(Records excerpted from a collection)

** Start **

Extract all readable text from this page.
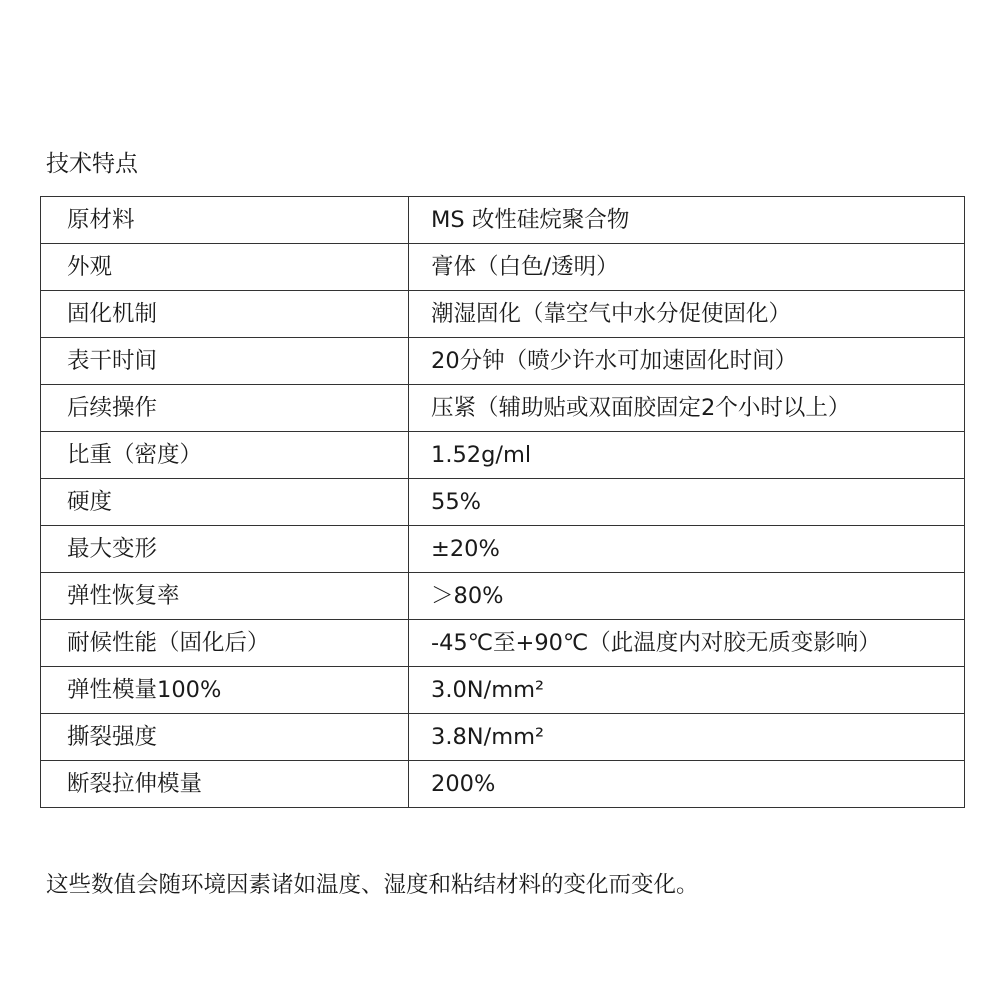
技术特点
原材料	MS 改性硅烷聚合物
外观	膏体（白色/透明）
固化机制	潮湿固化（靠空气中水分促使固化）
表干时间	20分钟（喷少许水可加速固化时间）
后续操作	压紧（辅助贴或双面胶固定2个小时以上）
比重（密度）	1.52g/ml
硬度	55%
最大变形	±20%
弹性恢复率	＞80%
耐候性能（固化后）	-45℃至+90℃（此温度内对胶无质变影响）
弹性模量100%	3.0N/mm²
撕裂强度	3.8N/mm²
断裂拉伸模量	200%
这些数值会随环境因素诸如温度、湿度和粘结材料的变化而变化。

** End **

* **WHAT NEEDS TO BE DONE**:
Transcribe the preceding listing in its entirety and with exact wording, leaving out pictures.

* **EXERCISE SOLUTION**:
Extract all readable text from this page.
技术特点
原材料	MS 改性硅烷聚合物
外观	膏体（白色/透明）
固化机制	潮湿固化（靠空气中水分促使固化）
表干时间	20分钟（喷少许水可加速固化时间）
后续操作	压紧（辅助贴或双面胶固定2个小时以上）
比重（密度）	1.52g/ml
硬度	55%
最大变形	±20%
弹性恢复率	＞80%
耐候性能（固化后）	-45℃至+90℃（此温度内对胶无质变影响）
弹性模量100%	3.0N/mm²
撕裂强度	3.8N/mm²
断裂拉伸模量	200%
这些数值会随环境因素诸如温度、湿度和粘结材料的变化而变化。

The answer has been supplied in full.